§ **GIVEN PROBLEM**: Extract all of the entries and set them down verbatim.
## start MATERIAL PROVIDED
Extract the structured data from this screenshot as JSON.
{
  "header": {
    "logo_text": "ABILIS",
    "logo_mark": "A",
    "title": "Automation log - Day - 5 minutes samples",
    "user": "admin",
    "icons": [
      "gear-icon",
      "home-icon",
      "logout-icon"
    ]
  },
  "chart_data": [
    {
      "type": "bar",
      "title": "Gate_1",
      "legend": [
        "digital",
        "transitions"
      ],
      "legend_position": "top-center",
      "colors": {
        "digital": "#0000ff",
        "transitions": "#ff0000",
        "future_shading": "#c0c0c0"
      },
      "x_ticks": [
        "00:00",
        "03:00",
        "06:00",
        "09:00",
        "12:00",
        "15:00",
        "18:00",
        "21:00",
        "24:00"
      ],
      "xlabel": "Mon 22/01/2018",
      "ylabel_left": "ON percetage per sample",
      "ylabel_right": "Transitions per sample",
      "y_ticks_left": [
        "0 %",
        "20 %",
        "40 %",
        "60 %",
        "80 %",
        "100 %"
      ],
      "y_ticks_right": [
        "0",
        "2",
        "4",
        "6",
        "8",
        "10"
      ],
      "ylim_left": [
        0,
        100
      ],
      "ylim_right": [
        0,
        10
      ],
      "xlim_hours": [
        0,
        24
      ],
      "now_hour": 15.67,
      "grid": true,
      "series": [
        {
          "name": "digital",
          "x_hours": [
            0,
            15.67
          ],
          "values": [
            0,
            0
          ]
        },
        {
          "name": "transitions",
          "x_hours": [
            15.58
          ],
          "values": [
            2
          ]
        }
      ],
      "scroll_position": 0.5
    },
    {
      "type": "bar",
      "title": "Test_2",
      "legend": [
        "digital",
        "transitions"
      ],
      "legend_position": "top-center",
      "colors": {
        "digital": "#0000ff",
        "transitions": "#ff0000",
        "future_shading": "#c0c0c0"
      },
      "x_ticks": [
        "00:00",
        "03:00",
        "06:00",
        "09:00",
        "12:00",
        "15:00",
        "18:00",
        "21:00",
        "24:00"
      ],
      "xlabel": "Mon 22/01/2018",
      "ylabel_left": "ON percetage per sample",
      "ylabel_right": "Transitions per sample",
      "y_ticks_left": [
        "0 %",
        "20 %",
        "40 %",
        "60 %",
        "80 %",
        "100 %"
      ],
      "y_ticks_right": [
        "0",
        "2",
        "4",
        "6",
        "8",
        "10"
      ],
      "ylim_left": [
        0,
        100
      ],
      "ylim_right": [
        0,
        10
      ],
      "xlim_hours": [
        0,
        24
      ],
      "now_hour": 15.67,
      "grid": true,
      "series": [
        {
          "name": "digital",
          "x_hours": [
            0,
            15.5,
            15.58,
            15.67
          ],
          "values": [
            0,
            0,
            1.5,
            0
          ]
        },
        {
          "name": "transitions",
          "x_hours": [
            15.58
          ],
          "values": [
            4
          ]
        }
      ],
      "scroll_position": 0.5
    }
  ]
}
## end MATERIAL PROVIDED
§ **RESPONSE**:
Extract the structured data from this screenshot as JSON.
{
  "header": {
    "logo_text": "ABILIS",
    "logo_mark": "A",
    "title": "Automation log - Day - 5 minutes samples",
    "user": "admin",
    "icons": [
      "gear-icon",
      "home-icon",
      "logout-icon"
    ]
  },
  "chart_data": [
    {
      "type": "bar",
      "title": "Gate_1",
      "legend": [
        "digital",
        "transitions"
      ],
      "legend_position": "top-center",
      "colors": {
        "digital": "#0000ff",
        "transitions": "#ff0000",
        "future_shading": "#c0c0c0"
      },
      "x_ticks": [
        "00:00",
        "03:00",
        "06:00",
        "09:00",
        "12:00",
        "15:00",
        "18:00",
        "21:00",
        "24:00"
      ],
      "xlabel": "Mon 22/01/2018",
      "ylabel_left": "ON percetage per sample",
      "ylabel_right": "Transitions per sample",
      "y_ticks_left": [
        "0 %",
        "20 %",
        "40 %",
        "60 %",
        "80 %",
        "100 %"
      ],
      "y_ticks_right": [
        "0",
        "2",
        "4",
        "6",
        "8",
        "10"
      ],
      "ylim_left": [
        0,
        100
      ],
      "ylim_right": [
        0,
        10
      ],
      "xlim_hours": [
        0,
        24
      ],
      "now_hour": 15.67,
      "grid": true,
      "series": [
        {
          "name": "digital",
          "x_hours": [
            0,
            15.67
          ],
          "values": [
            0,
            0
          ]
        },
        {
          "name": "transitions",
          "x_hours": [
            15.58
          ],
          "values": [
            2
          ]
        }
      ],
      "scroll_position": 0.5
    },
    {
      "type": "bar",
      "title": "Test_2",
      "legend": [
        "digital",
        "transitions"
      ],
      "legend_position": "top-center",
      "colors": {
        "digital": "#0000ff",
        "transitions": "#ff0000",
        "future_shading": "#c0c0c0"
      },
      "x_ticks": [
        "00:00",
        "03:00",
        "06:00",
        "09:00",
        "12:00",
        "15:00",
        "18:00",
        "21:00",
        "24:00"
      ],
      "xlabel": "Mon 22/01/2018",
      "ylabel_left": "ON percetage per sample",
      "ylabel_right": "Transitions per sample",
      "y_ticks_left": [
        "0 %",
        "20 %",
        "40 %",
        "60 %",
        "80 %",
        "100 %"
      ],
      "y_ticks_right": [
        "0",
        "2",
        "4",
        "6",
        "8",
        "10"
      ],
      "ylim_left": [
        0,
        100
      ],
      "ylim_right": [
        0,
        10
      ],
      "xlim_hours": [
        0,
        24
      ],
      "now_hour": 15.67,
      "grid": true,
      "series": [
        {
          "name": "digital",
          "x_hours": [
            0,
            15.5,
            15.58,
            15.67
          ],
          "values": [
            0,
            0,
            1.5,
            0
          ]
        },
        {
          "name": "transitions",
          "x_hours": [
            15.58
          ],
          "values": [
            4
          ]
        }
      ],
      "scroll_position": 0.5
    }
  ]
}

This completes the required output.